→ STATED GOAL: Extract each line of the records below that contains the word "第二次分裂过程中姐妹染色单体未分离".

Collection entries
•••
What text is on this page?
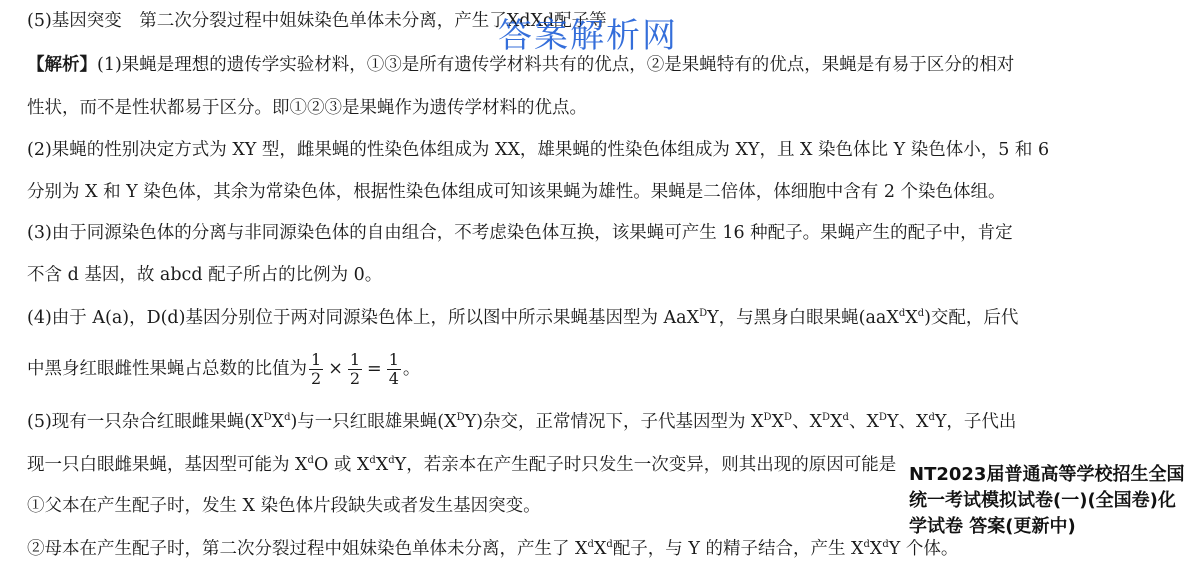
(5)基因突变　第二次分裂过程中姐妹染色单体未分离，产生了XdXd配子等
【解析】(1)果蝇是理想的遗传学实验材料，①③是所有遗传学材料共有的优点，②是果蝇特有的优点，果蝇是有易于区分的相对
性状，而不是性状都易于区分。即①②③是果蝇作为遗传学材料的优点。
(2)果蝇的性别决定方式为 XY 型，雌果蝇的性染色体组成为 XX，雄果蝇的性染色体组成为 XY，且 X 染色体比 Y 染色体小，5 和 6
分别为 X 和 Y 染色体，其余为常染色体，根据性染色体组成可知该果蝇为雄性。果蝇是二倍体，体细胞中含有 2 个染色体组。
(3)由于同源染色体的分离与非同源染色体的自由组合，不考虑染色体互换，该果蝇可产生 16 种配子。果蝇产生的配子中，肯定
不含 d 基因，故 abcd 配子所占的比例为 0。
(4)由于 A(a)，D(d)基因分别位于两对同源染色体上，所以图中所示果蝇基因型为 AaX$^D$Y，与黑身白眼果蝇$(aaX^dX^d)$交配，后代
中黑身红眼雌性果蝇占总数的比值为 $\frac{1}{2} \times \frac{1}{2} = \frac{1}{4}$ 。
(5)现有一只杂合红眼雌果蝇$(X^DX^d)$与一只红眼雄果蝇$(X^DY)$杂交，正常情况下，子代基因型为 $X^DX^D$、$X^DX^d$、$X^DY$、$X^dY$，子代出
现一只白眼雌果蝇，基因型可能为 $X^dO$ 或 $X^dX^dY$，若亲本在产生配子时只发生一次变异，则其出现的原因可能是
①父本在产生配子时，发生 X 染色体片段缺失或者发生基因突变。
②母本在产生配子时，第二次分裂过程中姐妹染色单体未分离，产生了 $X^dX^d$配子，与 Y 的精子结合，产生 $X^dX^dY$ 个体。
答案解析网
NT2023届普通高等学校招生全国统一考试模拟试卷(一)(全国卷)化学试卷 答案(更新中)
•••
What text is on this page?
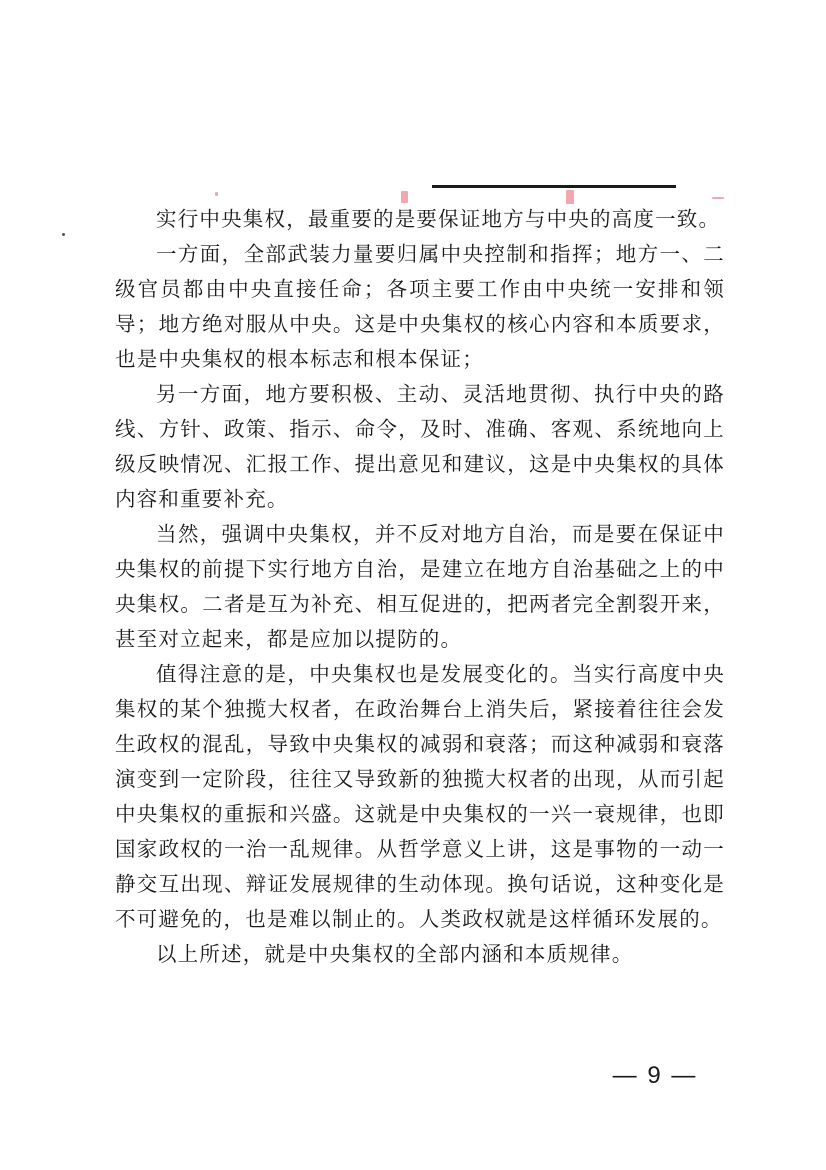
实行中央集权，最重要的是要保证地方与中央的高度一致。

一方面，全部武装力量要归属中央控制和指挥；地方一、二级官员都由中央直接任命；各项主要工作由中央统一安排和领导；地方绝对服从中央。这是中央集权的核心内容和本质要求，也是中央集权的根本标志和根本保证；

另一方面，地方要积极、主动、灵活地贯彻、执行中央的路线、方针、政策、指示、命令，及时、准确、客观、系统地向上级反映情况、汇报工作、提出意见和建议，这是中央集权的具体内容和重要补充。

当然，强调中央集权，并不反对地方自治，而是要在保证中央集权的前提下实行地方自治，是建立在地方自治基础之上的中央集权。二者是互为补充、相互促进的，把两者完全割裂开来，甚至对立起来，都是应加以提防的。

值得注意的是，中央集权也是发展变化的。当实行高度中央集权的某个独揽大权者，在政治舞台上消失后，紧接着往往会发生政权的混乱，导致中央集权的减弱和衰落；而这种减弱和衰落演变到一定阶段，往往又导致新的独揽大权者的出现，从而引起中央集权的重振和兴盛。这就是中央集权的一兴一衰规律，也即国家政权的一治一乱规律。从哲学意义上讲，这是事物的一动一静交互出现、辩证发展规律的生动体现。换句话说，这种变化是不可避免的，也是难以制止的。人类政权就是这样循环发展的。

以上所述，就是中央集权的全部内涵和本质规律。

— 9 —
•••
→ RESULT BELOW:
(5)基因突变　第二次分裂过程中姐妹染色单体未分离，产生了XdXd配子等
②母本在产生配子时，第二次分裂过程中姐妹染色单体未分离，产生了 $X^dX^d$配子，与 Y 的精子结合，产生 $X^dX^dY$ 个体。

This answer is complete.